> [EXERCISE REQUIREMENTS]: Identify the lines holding "copying" and copy them.

[Saved data entries]
# # # # # # #

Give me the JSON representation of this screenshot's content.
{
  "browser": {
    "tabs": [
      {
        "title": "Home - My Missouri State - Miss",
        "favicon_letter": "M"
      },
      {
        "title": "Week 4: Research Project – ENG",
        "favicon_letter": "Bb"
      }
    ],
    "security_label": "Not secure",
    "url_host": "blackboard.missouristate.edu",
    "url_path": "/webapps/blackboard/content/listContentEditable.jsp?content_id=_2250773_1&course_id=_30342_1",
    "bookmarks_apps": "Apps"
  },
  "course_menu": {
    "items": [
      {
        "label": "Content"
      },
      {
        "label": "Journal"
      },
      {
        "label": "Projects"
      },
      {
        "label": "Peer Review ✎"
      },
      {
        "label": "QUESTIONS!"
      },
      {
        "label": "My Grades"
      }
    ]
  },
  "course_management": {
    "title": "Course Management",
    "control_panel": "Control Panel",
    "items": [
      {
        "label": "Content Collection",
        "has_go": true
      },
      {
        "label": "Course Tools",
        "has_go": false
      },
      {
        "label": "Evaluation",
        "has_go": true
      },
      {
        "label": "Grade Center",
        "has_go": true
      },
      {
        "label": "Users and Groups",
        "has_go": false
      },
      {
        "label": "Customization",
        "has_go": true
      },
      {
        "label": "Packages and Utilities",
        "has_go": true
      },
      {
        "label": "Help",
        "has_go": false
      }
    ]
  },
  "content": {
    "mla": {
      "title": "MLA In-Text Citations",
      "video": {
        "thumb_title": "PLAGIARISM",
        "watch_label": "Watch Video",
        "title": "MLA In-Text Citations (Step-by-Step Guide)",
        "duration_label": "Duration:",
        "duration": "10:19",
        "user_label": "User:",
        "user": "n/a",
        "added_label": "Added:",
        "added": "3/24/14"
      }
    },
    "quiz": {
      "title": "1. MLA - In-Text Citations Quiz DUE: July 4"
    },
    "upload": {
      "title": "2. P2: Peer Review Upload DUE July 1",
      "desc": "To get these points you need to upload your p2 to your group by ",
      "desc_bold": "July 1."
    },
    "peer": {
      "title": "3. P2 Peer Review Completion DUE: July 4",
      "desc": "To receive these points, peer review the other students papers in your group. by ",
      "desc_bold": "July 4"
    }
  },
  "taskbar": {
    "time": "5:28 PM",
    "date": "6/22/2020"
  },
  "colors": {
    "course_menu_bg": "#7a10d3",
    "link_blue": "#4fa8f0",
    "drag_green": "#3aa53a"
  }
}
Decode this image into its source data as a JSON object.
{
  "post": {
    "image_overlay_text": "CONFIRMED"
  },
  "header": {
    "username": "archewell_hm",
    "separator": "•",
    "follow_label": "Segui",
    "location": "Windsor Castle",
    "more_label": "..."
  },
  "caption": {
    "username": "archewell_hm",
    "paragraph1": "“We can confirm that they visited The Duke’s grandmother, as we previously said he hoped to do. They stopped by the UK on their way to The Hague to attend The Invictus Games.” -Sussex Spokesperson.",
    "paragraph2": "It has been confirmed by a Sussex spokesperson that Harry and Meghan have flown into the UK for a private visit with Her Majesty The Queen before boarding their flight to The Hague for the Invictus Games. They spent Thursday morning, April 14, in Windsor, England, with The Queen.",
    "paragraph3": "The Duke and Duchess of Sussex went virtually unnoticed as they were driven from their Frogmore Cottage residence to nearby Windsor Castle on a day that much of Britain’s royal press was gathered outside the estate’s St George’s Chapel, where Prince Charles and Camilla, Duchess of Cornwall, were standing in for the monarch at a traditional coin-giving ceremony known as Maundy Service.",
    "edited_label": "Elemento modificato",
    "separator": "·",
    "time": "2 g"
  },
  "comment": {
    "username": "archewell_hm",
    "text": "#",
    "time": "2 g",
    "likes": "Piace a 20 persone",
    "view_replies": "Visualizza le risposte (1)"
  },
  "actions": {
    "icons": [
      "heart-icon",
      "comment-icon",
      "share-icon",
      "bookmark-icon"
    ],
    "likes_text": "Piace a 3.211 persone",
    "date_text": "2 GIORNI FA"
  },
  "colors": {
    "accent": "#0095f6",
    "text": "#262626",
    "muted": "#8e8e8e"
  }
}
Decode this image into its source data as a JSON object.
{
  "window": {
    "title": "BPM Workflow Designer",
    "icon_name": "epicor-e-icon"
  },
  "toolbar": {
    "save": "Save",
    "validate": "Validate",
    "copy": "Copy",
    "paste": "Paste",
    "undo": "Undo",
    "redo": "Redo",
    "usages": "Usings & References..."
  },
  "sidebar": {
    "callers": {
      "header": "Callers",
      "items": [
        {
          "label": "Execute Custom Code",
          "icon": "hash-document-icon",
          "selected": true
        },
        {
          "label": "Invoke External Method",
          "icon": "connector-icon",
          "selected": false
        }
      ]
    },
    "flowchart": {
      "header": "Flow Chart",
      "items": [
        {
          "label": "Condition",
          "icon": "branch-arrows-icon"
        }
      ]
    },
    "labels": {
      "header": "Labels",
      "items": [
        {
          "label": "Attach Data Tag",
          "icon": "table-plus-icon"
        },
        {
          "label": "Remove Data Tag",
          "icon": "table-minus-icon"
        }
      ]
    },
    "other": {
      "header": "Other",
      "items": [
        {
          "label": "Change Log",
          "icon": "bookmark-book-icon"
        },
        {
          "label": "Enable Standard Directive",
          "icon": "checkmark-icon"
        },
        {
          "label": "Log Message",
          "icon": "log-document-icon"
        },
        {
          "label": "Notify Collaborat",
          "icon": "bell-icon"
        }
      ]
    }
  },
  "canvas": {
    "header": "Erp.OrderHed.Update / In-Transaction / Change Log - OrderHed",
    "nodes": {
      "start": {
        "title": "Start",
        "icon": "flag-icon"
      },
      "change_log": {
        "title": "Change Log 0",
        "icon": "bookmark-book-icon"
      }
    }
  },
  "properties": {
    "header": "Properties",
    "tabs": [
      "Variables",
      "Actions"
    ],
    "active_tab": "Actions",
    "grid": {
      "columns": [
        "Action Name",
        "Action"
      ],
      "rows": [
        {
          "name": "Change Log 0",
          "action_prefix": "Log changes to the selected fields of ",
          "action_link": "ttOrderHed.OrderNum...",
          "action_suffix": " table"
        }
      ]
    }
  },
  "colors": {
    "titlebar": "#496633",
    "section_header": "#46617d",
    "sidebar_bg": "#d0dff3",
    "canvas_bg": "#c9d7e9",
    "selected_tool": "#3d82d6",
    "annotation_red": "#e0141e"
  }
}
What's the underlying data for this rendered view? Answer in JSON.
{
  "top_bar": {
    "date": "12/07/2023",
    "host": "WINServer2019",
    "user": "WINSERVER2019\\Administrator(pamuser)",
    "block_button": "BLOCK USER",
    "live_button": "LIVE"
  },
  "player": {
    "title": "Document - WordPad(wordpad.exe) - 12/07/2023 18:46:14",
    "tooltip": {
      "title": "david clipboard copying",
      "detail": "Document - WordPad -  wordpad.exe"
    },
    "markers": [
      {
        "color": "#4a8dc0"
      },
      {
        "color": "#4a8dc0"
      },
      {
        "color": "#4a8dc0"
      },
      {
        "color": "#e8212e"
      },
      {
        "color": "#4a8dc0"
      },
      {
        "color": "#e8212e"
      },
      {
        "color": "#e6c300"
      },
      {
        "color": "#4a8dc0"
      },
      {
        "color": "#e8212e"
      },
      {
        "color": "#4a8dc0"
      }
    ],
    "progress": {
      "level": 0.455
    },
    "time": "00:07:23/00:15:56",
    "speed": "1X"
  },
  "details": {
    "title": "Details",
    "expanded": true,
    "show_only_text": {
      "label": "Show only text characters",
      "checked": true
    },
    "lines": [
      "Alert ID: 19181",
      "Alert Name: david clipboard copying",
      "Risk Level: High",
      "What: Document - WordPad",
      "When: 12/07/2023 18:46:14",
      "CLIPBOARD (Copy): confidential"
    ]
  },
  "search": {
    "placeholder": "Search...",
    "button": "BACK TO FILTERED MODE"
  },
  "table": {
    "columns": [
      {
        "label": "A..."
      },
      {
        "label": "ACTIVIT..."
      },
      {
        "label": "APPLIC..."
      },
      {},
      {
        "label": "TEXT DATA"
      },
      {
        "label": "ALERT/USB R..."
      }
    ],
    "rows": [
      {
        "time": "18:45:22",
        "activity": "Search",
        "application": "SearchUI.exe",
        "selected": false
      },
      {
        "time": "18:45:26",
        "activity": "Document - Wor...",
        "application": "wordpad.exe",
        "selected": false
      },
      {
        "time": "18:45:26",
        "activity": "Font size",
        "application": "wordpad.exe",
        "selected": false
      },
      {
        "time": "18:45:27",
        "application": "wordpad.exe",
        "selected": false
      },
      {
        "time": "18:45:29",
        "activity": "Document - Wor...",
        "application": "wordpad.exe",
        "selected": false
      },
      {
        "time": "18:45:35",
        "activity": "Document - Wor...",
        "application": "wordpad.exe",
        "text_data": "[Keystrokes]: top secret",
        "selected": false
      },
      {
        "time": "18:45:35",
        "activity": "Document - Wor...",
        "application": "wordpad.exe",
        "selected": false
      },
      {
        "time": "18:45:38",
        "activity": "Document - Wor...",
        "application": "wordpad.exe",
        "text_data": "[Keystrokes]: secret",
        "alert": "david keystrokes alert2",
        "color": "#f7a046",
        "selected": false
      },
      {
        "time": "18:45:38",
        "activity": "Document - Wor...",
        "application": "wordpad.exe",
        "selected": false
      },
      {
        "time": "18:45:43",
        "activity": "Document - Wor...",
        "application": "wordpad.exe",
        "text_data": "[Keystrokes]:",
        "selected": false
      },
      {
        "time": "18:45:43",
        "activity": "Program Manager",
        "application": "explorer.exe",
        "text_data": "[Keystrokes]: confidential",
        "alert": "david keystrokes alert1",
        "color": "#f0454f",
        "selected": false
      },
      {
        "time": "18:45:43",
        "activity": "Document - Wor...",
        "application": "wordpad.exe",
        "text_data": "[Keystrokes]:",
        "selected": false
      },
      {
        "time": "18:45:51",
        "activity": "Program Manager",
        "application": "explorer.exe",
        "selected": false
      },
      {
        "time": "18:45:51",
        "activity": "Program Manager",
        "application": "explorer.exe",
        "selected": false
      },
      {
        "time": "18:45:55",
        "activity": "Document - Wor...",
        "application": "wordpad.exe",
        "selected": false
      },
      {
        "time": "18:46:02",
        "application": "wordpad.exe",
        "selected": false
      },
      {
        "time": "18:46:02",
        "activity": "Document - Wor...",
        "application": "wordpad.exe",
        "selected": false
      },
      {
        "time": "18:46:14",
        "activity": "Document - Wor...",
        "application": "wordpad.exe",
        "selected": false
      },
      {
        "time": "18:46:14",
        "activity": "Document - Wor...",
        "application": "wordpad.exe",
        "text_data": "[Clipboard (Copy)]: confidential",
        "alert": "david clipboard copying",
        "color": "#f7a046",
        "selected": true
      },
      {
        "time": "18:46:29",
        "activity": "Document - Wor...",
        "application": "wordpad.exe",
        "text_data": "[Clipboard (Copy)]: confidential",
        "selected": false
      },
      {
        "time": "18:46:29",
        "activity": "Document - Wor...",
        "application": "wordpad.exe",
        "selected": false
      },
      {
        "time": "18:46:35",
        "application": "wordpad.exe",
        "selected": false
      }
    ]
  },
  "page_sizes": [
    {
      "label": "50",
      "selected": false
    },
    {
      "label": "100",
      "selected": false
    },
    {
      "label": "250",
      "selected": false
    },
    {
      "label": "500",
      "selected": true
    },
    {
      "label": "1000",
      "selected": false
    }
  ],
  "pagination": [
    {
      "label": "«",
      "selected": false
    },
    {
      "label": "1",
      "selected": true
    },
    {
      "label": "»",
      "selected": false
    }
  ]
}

# # # # # # #

> [ANSWER FOR THIS EXERCISE]:
      "title": "david clipboard copying",
      "Alert Name: david clipboard copying",
        "alert": "david clipboard copying",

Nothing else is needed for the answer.